EXERCISE – Restate the entire listing word for word.

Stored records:
** Begin **
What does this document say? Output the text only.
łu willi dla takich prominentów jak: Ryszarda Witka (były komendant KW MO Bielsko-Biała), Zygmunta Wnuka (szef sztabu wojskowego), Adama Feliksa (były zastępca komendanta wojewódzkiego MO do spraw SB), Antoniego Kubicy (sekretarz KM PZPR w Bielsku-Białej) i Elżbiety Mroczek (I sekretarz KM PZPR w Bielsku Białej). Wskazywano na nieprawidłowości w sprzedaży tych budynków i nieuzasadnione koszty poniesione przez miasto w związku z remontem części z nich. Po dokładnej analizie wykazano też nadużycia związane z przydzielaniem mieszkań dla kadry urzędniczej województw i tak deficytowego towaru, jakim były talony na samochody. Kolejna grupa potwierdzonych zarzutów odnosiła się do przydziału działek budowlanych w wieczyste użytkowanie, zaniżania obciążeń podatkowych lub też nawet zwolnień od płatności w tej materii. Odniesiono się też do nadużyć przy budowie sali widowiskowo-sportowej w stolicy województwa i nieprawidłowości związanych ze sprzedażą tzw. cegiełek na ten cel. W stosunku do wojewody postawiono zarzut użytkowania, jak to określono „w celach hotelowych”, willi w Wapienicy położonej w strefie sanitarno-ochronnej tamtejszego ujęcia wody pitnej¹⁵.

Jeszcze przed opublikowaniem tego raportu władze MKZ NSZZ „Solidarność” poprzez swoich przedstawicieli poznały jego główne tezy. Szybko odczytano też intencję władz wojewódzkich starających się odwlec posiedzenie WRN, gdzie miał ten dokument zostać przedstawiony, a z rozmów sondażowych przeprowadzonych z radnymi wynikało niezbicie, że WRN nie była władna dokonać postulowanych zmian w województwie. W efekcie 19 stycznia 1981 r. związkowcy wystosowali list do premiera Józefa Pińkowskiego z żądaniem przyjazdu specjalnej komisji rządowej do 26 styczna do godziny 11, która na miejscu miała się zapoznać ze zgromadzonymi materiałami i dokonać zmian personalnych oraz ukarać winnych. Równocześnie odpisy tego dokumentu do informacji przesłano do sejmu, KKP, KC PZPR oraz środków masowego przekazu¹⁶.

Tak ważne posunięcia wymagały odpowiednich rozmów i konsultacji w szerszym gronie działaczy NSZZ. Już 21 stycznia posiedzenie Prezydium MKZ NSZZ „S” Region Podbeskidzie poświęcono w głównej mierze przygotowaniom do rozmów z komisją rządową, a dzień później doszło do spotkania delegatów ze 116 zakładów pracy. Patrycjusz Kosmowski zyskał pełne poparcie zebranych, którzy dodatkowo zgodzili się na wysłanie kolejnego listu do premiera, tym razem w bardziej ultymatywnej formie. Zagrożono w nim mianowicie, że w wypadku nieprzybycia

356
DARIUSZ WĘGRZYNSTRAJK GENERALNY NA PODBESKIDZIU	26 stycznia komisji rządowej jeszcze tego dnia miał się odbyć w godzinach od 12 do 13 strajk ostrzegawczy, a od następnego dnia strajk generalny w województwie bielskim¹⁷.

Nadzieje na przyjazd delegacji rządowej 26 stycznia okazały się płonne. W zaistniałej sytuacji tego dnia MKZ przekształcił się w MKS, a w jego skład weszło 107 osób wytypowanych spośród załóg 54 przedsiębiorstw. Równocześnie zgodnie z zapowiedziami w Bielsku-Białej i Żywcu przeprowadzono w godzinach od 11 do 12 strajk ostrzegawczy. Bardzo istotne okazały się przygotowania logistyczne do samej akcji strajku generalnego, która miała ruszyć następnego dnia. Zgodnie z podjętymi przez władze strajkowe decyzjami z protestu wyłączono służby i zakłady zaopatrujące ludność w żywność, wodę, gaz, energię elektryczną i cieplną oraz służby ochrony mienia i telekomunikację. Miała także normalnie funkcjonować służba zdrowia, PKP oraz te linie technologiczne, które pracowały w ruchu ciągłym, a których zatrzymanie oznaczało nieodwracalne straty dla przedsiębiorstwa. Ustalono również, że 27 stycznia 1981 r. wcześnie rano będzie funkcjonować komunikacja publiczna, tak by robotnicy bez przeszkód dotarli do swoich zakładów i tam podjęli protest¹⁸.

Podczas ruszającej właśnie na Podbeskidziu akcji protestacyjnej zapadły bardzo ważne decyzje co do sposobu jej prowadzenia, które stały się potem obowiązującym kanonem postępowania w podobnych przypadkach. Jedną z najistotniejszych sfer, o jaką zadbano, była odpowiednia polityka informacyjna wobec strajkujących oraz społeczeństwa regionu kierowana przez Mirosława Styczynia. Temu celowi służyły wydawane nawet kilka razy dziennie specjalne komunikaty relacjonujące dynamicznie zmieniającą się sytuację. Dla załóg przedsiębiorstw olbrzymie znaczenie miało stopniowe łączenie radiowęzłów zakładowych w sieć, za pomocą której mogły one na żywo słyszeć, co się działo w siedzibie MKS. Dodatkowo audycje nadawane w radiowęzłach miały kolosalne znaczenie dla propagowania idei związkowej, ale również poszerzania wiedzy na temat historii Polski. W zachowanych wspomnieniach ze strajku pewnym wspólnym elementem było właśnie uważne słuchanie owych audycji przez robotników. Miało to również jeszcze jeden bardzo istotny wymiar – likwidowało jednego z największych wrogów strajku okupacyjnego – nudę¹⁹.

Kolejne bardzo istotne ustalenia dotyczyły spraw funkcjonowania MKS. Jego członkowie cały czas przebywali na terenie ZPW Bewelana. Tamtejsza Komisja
** End **
FINAL RESULT –
What does this document say? Output the text only.
łu willi dla takich prominentów jak: Ryszarda Witka (były komendant KW MO Bielsko-Biała), Zygmunta Wnuka (szef sztabu wojskowego), Adama Feliksa (były zastępca komendanta wojewódzkiego MO do spraw SB), Antoniego Kubicy (sekretarz KM PZPR w Bielsku-Białej) i Elżbiety Mroczek (I sekretarz KM PZPR w Bielsku Białej). Wskazywano na nieprawidłowości w sprzedaży tych budynków i nieuzasadnione koszty poniesione przez miasto w związku z remontem części z nich. Po dokładnej analizie wykazano też nadużycia związane z przydzielaniem mieszkań dla kadry urzędniczej województw i tak deficytowego towaru, jakim były talony na samochody. Kolejna grupa potwierdzonych zarzutów odnosiła się do przydziału działek budowlanych w wieczyste użytkowanie, zaniżania obciążeń podatkowych lub też nawet zwolnień od płatności w tej materii. Odniesiono się też do nadużyć przy budowie sali widowiskowo-sportowej w stolicy województwa i nieprawidłowości związanych ze sprzedażą tzw. cegiełek na ten cel. W stosunku do wojewody postawiono zarzut użytkowania, jak to określono „w celach hotelowych”, willi w Wapienicy położonej w strefie sanitarno-ochronnej tamtejszego ujęcia wody pitnej¹⁵.

Jeszcze przed opublikowaniem tego raportu władze MKZ NSZZ „Solidarność” poprzez swoich przedstawicieli poznały jego główne tezy. Szybko odczytano też intencję władz wojewódzkich starających się odwlec posiedzenie WRN, gdzie miał ten dokument zostać przedstawiony, a z rozmów sondażowych przeprowadzonych z radnymi wynikało niezbicie, że WRN nie była władna dokonać postulowanych zmian w województwie. W efekcie 19 stycznia 1981 r. związkowcy wystosowali list do premiera Józefa Pińkowskiego z żądaniem przyjazdu specjalnej komisji rządowej do 26 styczna do godziny 11, która na miejscu miała się zapoznać ze zgromadzonymi materiałami i dokonać zmian personalnych oraz ukarać winnych. Równocześnie odpisy tego dokumentu do informacji przesłano do sejmu, KKP, KC PZPR oraz środków masowego przekazu¹⁶.

Tak ważne posunięcia wymagały odpowiednich rozmów i konsultacji w szerszym gronie działaczy NSZZ. Już 21 stycznia posiedzenie Prezydium MKZ NSZZ „S” Region Podbeskidzie poświęcono w głównej mierze przygotowaniom do rozmów z komisją rządową, a dzień później doszło do spotkania delegatów ze 116 zakładów pracy. Patrycjusz Kosmowski zyskał pełne poparcie zebranych, którzy dodatkowo zgodzili się na wysłanie kolejnego listu do premiera, tym razem w bardziej ultymatywnej formie. Zagrożono w nim mianowicie, że w wypadku nieprzybycia

356
DARIUSZ WĘGRZYNSTRAJK GENERALNY NA PODBESKIDZIU	26 stycznia komisji rządowej jeszcze tego dnia miał się odbyć w godzinach od 12 do 13 strajk ostrzegawczy, a od następnego dnia strajk generalny w województwie bielskim¹⁷.

Nadzieje na przyjazd delegacji rządowej 26 stycznia okazały się płonne. W zaistniałej sytuacji tego dnia MKZ przekształcił się w MKS, a w jego skład weszło 107 osób wytypowanych spośród załóg 54 przedsiębiorstw. Równocześnie zgodnie z zapowiedziami w Bielsku-Białej i Żywcu przeprowadzono w godzinach od 11 do 12 strajk ostrzegawczy. Bardzo istotne okazały się przygotowania logistyczne do samej akcji strajku generalnego, która miała ruszyć następnego dnia. Zgodnie z podjętymi przez władze strajkowe decyzjami z protestu wyłączono służby i zakłady zaopatrujące ludność w żywność, wodę, gaz, energię elektryczną i cieplną oraz służby ochrony mienia i telekomunikację. Miała także normalnie funkcjonować służba zdrowia, PKP oraz te linie technologiczne, które pracowały w ruchu ciągłym, a których zatrzymanie oznaczało nieodwracalne straty dla przedsiębiorstwa. Ustalono również, że 27 stycznia 1981 r. wcześnie rano będzie funkcjonować komunikacja publiczna, tak by robotnicy bez przeszkód dotarli do swoich zakładów i tam podjęli protest¹⁸.

Podczas ruszającej właśnie na Podbeskidziu akcji protestacyjnej zapadły bardzo ważne decyzje co do sposobu jej prowadzenia, które stały się potem obowiązującym kanonem postępowania w podobnych przypadkach. Jedną z najistotniejszych sfer, o jaką zadbano, była odpowiednia polityka informacyjna wobec strajkujących oraz społeczeństwa regionu kierowana przez Mirosława Styczynia. Temu celowi służyły wydawane nawet kilka razy dziennie specjalne komunikaty relacjonujące dynamicznie zmieniającą się sytuację. Dla załóg przedsiębiorstw olbrzymie znaczenie miało stopniowe łączenie radiowęzłów zakładowych w sieć, za pomocą której mogły one na żywo słyszeć, co się działo w siedzibie MKS. Dodatkowo audycje nadawane w radiowęzłach miały kolosalne znaczenie dla propagowania idei związkowej, ale również poszerzania wiedzy na temat historii Polski. W zachowanych wspomnieniach ze strajku pewnym wspólnym elementem było właśnie uważne słuchanie owych audycji przez robotników. Miało to również jeszcze jeden bardzo istotny wymiar – likwidowało jednego z największych wrogów strajku okupacyjnego – nudę¹⁹.

Kolejne bardzo istotne ustalenia dotyczyły spraw funkcjonowania MKS. Jego członkowie cały czas przebywali na terenie ZPW Bewelana. Tamtejsza Komisja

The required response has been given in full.